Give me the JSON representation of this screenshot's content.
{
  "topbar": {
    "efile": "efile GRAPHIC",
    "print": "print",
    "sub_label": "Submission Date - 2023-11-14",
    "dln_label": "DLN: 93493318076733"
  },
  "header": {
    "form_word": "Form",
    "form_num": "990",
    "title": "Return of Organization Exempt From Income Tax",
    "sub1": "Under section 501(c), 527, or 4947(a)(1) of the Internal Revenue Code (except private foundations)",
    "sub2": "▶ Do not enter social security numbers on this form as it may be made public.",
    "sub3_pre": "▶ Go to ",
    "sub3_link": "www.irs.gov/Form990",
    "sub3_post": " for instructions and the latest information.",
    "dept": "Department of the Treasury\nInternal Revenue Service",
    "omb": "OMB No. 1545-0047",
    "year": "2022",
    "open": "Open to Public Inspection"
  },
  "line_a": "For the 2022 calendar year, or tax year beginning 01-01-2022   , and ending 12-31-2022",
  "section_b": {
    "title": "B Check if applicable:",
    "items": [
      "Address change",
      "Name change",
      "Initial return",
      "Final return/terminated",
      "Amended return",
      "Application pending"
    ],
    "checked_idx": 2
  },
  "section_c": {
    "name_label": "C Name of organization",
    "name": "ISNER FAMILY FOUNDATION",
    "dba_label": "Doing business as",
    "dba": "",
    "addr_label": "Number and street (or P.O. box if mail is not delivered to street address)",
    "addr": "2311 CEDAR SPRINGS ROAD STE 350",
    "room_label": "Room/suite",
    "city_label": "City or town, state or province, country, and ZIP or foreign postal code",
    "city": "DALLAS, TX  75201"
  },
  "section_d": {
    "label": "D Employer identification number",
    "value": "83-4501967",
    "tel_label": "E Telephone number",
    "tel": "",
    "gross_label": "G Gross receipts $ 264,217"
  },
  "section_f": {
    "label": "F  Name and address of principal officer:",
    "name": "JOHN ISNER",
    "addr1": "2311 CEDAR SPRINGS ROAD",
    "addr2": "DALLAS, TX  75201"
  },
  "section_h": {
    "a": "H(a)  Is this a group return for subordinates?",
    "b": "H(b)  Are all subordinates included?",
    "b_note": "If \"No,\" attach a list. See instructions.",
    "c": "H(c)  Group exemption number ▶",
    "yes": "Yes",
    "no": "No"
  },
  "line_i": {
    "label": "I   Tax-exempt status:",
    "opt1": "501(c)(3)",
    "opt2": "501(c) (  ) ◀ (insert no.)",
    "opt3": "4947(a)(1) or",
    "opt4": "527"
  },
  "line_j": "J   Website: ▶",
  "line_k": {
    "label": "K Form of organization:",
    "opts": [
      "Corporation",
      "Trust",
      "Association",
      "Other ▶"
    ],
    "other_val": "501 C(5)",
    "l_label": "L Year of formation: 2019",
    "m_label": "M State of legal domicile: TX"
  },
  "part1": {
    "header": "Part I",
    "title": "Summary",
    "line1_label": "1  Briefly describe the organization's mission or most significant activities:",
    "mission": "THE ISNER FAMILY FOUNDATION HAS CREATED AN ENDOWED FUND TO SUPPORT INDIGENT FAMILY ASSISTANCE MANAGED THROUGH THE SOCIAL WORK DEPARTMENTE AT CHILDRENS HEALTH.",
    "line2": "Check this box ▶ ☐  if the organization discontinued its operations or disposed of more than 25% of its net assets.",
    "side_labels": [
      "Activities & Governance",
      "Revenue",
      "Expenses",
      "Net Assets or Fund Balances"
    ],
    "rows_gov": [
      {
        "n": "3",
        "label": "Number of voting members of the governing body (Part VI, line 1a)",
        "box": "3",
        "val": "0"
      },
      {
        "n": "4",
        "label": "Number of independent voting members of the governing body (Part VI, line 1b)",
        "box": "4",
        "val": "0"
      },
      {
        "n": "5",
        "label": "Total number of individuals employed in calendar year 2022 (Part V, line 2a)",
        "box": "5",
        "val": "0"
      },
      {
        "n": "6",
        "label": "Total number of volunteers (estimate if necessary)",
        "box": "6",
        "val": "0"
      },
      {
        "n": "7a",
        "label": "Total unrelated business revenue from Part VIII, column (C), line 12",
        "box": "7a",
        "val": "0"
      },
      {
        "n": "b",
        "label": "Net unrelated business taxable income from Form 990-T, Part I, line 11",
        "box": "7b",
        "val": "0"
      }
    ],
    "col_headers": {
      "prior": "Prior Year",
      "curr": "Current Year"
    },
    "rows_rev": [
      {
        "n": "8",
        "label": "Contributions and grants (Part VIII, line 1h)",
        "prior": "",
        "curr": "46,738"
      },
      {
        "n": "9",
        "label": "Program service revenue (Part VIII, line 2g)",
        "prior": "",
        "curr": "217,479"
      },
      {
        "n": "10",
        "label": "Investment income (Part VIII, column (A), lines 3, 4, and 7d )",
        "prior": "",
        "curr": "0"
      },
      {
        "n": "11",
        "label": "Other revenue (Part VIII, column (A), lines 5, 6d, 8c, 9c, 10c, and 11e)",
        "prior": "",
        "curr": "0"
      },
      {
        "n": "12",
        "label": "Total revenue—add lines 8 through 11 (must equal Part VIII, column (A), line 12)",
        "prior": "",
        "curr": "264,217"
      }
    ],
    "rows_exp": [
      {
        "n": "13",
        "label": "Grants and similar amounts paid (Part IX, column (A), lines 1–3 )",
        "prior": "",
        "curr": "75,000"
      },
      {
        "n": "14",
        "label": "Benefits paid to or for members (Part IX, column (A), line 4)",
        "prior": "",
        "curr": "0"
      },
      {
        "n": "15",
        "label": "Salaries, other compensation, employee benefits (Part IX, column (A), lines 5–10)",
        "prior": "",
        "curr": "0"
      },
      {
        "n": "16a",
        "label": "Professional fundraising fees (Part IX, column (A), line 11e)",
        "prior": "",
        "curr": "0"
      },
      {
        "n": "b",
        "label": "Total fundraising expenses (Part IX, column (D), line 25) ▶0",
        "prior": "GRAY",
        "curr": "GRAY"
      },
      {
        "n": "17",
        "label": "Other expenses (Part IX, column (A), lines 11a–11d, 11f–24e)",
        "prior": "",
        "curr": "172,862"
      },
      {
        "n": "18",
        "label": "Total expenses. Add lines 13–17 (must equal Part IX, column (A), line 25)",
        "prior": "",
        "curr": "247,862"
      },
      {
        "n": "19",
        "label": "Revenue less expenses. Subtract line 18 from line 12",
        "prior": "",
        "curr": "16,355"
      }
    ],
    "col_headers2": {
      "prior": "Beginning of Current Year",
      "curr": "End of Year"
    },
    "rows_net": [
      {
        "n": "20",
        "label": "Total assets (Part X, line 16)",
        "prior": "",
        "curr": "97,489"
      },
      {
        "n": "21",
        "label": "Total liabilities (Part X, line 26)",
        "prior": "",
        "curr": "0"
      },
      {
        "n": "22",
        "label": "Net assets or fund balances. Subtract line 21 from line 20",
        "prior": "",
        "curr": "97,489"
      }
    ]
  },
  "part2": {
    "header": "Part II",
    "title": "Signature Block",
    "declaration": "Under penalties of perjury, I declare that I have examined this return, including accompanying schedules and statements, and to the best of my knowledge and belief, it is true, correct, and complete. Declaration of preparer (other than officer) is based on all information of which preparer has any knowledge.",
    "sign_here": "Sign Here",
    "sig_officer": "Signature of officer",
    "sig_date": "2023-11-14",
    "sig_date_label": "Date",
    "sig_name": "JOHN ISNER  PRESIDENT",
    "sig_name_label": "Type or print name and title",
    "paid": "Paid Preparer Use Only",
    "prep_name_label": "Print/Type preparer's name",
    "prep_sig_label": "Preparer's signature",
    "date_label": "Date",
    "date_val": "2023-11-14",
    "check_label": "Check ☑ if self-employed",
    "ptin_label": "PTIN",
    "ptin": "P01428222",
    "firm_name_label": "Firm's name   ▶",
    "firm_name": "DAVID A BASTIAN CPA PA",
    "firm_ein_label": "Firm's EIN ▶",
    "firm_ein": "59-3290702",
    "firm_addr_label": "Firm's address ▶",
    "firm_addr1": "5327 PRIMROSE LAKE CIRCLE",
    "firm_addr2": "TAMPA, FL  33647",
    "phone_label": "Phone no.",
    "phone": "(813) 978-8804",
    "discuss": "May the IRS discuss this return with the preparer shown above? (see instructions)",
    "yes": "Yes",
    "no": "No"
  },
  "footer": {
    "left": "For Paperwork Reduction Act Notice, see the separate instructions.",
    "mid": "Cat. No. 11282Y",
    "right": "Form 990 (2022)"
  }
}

(TASK): Report only a number: how many lines in the material above contain the string "must".

(RIGHT ANSWER): 2